Exercise instructions:
Copy out the entries below, changing each "тенге" to "KZT" and leaving everything else untouched.

━━━ Information supplied

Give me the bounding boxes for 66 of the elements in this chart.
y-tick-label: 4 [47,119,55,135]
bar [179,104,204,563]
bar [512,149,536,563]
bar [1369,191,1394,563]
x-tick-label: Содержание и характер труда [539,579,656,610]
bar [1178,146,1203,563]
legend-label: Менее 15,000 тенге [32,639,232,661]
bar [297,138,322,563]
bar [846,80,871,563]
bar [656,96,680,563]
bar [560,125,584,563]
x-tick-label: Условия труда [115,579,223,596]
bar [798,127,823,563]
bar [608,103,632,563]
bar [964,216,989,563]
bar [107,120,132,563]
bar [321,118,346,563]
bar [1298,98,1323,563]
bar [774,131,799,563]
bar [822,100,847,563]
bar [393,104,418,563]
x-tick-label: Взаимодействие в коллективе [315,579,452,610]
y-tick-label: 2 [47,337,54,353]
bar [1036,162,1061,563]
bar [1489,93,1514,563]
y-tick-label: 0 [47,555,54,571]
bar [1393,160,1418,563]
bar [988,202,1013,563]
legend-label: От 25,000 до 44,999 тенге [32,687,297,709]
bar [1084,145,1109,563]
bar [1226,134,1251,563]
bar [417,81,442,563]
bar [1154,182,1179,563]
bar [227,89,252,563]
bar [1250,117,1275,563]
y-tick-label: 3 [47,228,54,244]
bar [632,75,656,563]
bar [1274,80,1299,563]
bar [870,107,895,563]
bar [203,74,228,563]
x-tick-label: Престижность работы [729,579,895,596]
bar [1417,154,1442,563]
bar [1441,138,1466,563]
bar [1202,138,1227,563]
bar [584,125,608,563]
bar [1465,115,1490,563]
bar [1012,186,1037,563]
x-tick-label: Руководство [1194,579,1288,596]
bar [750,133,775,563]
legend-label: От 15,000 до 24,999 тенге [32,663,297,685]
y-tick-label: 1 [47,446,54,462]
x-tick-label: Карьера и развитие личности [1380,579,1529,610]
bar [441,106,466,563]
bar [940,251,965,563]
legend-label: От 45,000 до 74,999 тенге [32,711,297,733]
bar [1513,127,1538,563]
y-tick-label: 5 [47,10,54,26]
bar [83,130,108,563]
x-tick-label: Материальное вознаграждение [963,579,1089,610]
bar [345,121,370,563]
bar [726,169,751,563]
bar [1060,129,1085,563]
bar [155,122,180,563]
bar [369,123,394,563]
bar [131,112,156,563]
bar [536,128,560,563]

━━━━━━

Complete response:
Give me the bounding boxes for 66 of the elements in this chart.
y-tick-label: 4 [47,119,55,135]
bar [179,104,204,563]
bar [512,149,536,563]
bar [1369,191,1394,563]
x-tick-label: Содержание и характер труда [539,579,656,610]
bar [1178,146,1203,563]
legend-label: Менее 15,000 KZT [32,639,232,661]
bar [297,138,322,563]
bar [846,80,871,563]
bar [656,96,680,563]
bar [560,125,584,563]
x-tick-label: Условия труда [115,579,223,596]
bar [798,127,823,563]
bar [608,103,632,563]
bar [964,216,989,563]
bar [107,120,132,563]
bar [321,118,346,563]
bar [1298,98,1323,563]
bar [774,131,799,563]
bar [822,100,847,563]
bar [393,104,418,563]
x-tick-label: Взаимодействие в коллективе [315,579,452,610]
y-tick-label: 2 [47,337,54,353]
bar [1036,162,1061,563]
bar [1489,93,1514,563]
y-tick-label: 0 [47,555,54,571]
bar [1393,160,1418,563]
bar [988,202,1013,563]
legend-label: От 25,000 до 44,999 KZT [32,687,297,709]
bar [1084,145,1109,563]
bar [1226,134,1251,563]
bar [417,81,442,563]
bar [1154,182,1179,563]
bar [227,89,252,563]
bar [1250,117,1275,563]
y-tick-label: 3 [47,228,54,244]
bar [632,75,656,563]
bar [1274,80,1299,563]
bar [870,107,895,563]
bar [203,74,228,563]
x-tick-label: Престижность работы [729,579,895,596]
bar [1417,154,1442,563]
bar [1441,138,1466,563]
bar [1202,138,1227,563]
bar [584,125,608,563]
bar [1465,115,1490,563]
bar [1012,186,1037,563]
x-tick-label: Руководство [1194,579,1288,596]
bar [750,133,775,563]
legend-label: От 15,000 до 24,999 KZT [32,663,297,685]
y-tick-label: 1 [47,446,54,462]
x-tick-label: Карьера и развитие личности [1380,579,1529,610]
bar [441,106,466,563]
bar [940,251,965,563]
legend-label: От 45,000 до 74,999 KZT [32,711,297,733]
bar [1513,127,1538,563]
y-tick-label: 5 [47,10,54,26]
bar [83,130,108,563]
x-tick-label: Материальное вознаграждение [963,579,1089,610]
bar [345,121,370,563]
bar [726,169,751,563]
bar [1060,129,1085,563]
bar [155,122,180,563]
bar [369,123,394,563]
bar [131,112,156,563]
bar [536,128,560,563]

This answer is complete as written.